== STATED GOAL ==
Find the string "category" in the data, then copy every line where it is found.

== EXERCISE MATERIAL ==

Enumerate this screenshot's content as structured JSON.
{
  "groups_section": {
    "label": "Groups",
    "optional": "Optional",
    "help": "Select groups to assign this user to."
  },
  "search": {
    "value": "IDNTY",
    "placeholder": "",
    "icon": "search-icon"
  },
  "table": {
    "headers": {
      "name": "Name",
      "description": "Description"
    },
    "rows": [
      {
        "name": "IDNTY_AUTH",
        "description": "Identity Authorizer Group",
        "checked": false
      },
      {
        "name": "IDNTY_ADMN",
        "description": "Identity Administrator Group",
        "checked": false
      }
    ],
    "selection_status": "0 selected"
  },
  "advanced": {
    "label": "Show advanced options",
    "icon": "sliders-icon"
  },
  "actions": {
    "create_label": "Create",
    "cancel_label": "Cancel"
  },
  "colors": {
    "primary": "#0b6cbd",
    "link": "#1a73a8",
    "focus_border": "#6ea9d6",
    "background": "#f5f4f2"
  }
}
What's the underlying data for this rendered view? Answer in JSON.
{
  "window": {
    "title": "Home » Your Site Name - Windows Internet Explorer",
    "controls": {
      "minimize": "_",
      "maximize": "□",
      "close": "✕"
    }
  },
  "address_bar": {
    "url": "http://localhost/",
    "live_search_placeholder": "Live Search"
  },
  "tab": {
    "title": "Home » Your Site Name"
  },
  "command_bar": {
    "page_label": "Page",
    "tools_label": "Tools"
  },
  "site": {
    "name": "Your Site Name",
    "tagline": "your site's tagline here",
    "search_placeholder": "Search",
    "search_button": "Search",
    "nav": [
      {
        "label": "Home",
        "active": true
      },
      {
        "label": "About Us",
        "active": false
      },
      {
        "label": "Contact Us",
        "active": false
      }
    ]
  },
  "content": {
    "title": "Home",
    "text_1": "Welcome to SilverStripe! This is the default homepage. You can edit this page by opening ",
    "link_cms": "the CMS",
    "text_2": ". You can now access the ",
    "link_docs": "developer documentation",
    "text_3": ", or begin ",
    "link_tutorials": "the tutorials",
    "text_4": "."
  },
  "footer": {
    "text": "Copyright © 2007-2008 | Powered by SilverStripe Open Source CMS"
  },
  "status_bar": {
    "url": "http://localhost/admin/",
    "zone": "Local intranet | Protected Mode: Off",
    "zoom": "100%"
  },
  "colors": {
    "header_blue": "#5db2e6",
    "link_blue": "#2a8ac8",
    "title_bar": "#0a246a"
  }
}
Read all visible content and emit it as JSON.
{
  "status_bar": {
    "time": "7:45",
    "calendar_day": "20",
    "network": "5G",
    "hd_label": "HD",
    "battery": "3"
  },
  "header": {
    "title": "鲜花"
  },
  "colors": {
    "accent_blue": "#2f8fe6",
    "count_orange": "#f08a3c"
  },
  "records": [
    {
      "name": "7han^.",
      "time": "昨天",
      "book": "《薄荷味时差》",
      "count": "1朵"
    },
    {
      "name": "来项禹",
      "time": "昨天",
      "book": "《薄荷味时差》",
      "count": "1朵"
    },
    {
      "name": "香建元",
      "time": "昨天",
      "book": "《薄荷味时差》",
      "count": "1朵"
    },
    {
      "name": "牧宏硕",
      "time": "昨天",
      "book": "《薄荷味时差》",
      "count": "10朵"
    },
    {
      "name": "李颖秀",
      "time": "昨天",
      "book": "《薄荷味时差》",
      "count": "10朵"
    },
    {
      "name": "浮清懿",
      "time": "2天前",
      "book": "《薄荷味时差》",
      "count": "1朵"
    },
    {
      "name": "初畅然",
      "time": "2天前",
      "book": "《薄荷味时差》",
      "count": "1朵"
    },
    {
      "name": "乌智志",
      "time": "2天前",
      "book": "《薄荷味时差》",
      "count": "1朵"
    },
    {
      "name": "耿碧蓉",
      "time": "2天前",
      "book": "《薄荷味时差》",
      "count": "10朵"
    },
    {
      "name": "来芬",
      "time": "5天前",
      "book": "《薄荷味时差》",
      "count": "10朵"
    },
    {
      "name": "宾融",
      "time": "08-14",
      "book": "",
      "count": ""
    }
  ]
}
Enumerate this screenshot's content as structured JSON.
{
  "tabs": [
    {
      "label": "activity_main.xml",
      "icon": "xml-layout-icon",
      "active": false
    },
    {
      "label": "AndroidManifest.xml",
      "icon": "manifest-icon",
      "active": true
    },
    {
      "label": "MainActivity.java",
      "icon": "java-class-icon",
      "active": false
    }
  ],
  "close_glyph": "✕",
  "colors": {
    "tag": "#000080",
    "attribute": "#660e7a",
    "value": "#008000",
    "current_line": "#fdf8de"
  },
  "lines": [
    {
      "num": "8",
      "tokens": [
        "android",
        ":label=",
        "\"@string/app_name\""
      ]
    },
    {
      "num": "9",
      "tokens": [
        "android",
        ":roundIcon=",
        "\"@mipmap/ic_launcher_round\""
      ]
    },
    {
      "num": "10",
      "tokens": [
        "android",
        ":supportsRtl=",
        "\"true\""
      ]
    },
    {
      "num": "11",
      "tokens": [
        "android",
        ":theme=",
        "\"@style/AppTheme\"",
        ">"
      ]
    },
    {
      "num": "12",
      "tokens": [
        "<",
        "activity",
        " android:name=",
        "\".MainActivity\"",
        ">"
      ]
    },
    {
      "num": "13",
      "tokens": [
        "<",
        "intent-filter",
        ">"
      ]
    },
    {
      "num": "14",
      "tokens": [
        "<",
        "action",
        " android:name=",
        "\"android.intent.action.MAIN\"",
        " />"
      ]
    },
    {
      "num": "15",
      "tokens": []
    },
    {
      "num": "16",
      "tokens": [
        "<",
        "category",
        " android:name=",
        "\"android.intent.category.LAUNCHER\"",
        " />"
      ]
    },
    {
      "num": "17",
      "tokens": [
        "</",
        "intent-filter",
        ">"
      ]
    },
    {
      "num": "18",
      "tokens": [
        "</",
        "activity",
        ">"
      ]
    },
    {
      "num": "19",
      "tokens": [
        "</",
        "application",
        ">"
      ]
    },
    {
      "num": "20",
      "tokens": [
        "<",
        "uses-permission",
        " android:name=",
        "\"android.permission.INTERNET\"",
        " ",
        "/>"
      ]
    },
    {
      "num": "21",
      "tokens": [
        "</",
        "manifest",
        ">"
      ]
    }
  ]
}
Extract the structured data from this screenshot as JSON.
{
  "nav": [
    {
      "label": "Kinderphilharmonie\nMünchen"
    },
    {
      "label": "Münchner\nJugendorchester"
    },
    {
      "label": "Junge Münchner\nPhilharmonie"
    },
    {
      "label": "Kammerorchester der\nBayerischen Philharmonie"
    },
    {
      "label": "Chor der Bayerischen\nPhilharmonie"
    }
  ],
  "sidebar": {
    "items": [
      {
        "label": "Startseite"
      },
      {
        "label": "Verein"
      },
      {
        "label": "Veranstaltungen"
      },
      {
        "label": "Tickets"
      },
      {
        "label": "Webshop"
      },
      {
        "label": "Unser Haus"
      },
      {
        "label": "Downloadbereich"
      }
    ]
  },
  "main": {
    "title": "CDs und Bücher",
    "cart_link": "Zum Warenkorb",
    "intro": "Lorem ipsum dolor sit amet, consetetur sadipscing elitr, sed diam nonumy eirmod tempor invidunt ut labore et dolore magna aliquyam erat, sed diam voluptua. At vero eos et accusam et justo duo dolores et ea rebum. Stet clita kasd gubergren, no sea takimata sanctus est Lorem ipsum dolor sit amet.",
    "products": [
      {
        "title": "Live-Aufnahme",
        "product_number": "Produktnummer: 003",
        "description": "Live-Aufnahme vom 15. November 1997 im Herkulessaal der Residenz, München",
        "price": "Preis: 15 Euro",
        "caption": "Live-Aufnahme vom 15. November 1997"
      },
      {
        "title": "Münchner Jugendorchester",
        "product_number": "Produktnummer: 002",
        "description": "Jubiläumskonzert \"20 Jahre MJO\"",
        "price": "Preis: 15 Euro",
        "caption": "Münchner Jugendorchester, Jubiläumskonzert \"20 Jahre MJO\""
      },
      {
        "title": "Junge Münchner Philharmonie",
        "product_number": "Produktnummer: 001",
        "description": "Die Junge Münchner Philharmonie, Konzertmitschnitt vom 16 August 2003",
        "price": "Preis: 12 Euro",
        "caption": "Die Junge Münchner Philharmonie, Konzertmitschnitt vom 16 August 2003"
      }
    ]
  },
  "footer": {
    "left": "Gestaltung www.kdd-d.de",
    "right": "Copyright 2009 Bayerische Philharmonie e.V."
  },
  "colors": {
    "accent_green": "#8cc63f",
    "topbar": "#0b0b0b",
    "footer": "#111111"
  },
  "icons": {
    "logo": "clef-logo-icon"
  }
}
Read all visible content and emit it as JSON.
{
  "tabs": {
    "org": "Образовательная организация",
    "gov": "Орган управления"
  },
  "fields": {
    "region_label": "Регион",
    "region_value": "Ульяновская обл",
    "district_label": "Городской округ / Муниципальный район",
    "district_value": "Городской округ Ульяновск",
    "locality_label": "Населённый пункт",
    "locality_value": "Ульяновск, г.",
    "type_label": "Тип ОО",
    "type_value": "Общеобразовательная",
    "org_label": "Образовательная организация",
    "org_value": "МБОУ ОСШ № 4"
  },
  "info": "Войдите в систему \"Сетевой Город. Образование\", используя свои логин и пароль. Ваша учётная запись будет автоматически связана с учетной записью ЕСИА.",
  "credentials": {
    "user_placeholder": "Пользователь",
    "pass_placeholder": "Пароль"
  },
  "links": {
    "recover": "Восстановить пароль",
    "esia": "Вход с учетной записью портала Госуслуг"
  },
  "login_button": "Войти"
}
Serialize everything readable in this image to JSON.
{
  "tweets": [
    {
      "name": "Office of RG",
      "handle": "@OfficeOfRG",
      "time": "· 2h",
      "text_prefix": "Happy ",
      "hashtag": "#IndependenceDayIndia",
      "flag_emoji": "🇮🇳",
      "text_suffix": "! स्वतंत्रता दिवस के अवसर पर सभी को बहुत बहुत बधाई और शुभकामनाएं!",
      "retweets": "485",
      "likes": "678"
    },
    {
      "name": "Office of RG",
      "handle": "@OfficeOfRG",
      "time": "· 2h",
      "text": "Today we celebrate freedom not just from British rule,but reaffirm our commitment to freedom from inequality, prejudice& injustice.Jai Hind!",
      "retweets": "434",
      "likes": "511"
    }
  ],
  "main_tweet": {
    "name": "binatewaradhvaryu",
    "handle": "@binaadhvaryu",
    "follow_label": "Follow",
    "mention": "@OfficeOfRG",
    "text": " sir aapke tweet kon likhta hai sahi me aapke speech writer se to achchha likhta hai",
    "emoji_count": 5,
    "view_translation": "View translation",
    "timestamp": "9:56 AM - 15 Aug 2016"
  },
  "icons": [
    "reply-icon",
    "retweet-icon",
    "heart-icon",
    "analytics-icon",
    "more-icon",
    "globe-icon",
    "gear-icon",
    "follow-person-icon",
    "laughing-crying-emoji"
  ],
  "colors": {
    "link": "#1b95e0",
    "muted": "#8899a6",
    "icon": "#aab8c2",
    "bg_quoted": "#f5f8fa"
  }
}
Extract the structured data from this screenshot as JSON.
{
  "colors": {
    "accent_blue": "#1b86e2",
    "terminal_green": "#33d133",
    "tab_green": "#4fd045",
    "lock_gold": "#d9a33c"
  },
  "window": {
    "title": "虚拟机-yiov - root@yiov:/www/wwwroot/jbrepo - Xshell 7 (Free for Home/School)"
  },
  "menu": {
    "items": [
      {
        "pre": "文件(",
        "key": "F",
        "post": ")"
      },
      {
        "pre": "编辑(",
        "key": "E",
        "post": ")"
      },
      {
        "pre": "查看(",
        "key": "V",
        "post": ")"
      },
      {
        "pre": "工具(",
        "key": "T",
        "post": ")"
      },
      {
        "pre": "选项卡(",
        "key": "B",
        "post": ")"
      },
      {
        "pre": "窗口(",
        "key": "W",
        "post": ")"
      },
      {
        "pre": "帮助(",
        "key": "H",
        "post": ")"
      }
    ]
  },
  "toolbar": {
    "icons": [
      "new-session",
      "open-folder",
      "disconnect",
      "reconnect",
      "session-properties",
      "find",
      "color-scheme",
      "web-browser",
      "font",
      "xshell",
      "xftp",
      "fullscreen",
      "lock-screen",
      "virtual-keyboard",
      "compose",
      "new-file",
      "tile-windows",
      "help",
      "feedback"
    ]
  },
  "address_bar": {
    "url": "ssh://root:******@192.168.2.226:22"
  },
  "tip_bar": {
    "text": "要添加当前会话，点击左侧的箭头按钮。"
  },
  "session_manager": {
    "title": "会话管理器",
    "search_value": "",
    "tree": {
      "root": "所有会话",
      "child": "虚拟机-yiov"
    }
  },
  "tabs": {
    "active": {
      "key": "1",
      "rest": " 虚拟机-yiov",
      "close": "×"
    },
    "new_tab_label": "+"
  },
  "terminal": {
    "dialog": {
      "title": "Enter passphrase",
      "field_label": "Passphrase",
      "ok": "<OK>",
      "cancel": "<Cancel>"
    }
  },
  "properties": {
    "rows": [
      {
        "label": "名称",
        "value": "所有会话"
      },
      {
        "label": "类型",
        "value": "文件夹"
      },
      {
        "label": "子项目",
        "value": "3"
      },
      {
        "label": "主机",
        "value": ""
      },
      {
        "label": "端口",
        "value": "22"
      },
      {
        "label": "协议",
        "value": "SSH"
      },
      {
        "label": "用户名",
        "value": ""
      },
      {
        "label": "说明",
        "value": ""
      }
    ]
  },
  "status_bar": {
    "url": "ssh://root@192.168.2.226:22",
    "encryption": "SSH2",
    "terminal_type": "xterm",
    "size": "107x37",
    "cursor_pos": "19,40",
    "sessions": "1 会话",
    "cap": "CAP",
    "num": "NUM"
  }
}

== OUTPUT ==
        "category",
        "\"android.intent.category.LAUNCHER\"",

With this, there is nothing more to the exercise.